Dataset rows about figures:
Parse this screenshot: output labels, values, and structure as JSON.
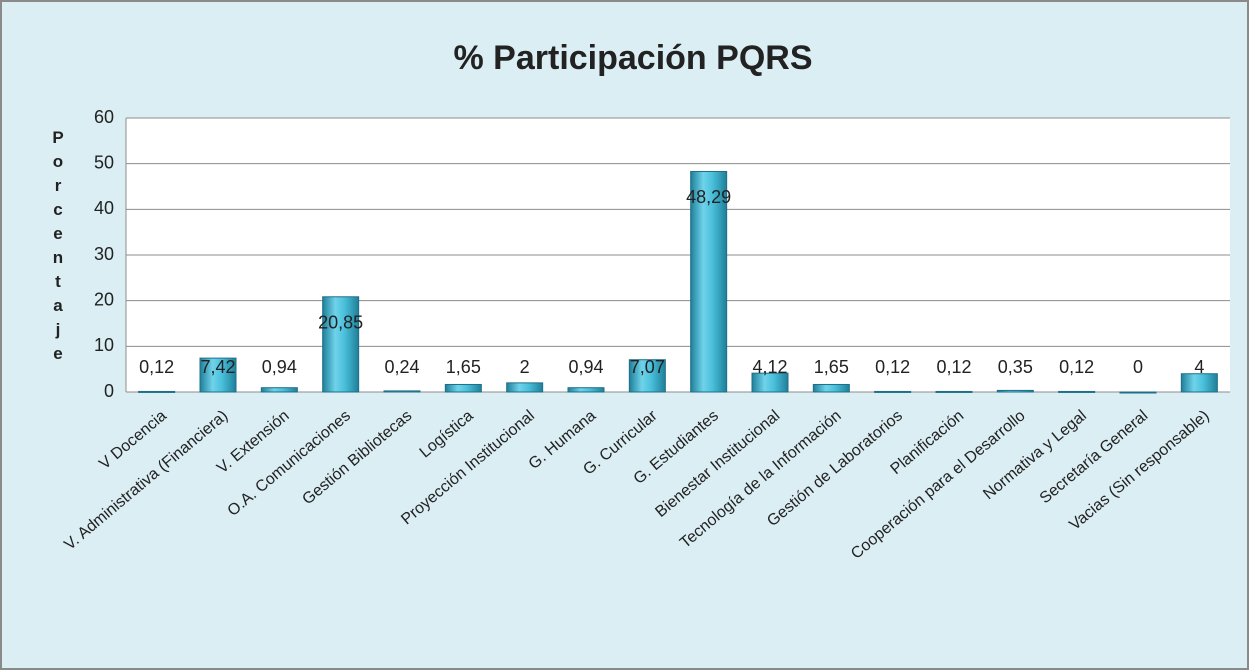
{
  "chart_data": {
    "type": "bar",
    "title": "% Participación PQRS",
    "y_label": "Porcentaje",
    "categories": [
      "V Docencia",
      "V. Administrativa (Financiera)",
      "V. Extensión",
      "O.A. Comunicaciones",
      "Gestión Bibliotecas",
      "Logística",
      "Proyección Institucional",
      "G. Humana",
      "G. Curricular",
      "G. Estudiantes",
      "Bienestar Institucional",
      "Tecnología de la Información",
      "Gestión de Laboratorios",
      "Planificación",
      "Cooperación para el Desarrollo",
      "Normativa y Legal",
      "Secretaría General",
      "Vacias (Sin responsable)"
    ],
    "values": [
      0.12,
      7.42,
      0.94,
      20.85,
      0.24,
      1.65,
      2,
      0.94,
      7.07,
      48.29,
      4.12,
      1.65,
      0.12,
      0.12,
      0.35,
      0.12,
      0,
      4
    ],
    "value_labels": [
      "0,12",
      "7,42",
      "0,94",
      "20,85",
      "0,24",
      "1,65",
      "2",
      "0,94",
      "7,07",
      "48,29",
      "4,12",
      "1,65",
      "0,12",
      "0,12",
      "0,35",
      "0,12",
      "0",
      "4"
    ],
    "color": "#4bc0dc",
    "ylim": [
      0,
      60
    ],
    "yticks": [
      0,
      10,
      20,
      30,
      40,
      50,
      60
    ],
    "grid": true
  }
}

### Objective
All of the material above is to be copied exactly, except for its images.

### Output of the task
Parse this screenshot: output labels, values, and structure as JSON.
{
  "chart_data": {
    "type": "bar",
    "title": "% Participación PQRS",
    "y_label": "Porcentaje",
    "categories": [
      "V Docencia",
      "V. Administrativa (Financiera)",
      "V. Extensión",
      "O.A. Comunicaciones",
      "Gestión Bibliotecas",
      "Logística",
      "Proyección Institucional",
      "G. Humana",
      "G. Curricular",
      "G. Estudiantes",
      "Bienestar Institucional",
      "Tecnología de la Información",
      "Gestión de Laboratorios",
      "Planificación",
      "Cooperación para el Desarrollo",
      "Normativa y Legal",
      "Secretaría General",
      "Vacias (Sin responsable)"
    ],
    "values": [
      0.12,
      7.42,
      0.94,
      20.85,
      0.24,
      1.65,
      2,
      0.94,
      7.07,
      48.29,
      4.12,
      1.65,
      0.12,
      0.12,
      0.35,
      0.12,
      0,
      4
    ],
    "value_labels": [
      "0,12",
      "7,42",
      "0,94",
      "20,85",
      "0,24",
      "1,65",
      "2",
      "0,94",
      "7,07",
      "48,29",
      "4,12",
      "1,65",
      "0,12",
      "0,12",
      "0,35",
      "0,12",
      "0",
      "4"
    ],
    "color": "#4bc0dc",
    "ylim": [
      0,
      60
    ],
    "yticks": [
      0,
      10,
      20,
      30,
      40,
      50,
      60
    ],
    "grid": true
  }
}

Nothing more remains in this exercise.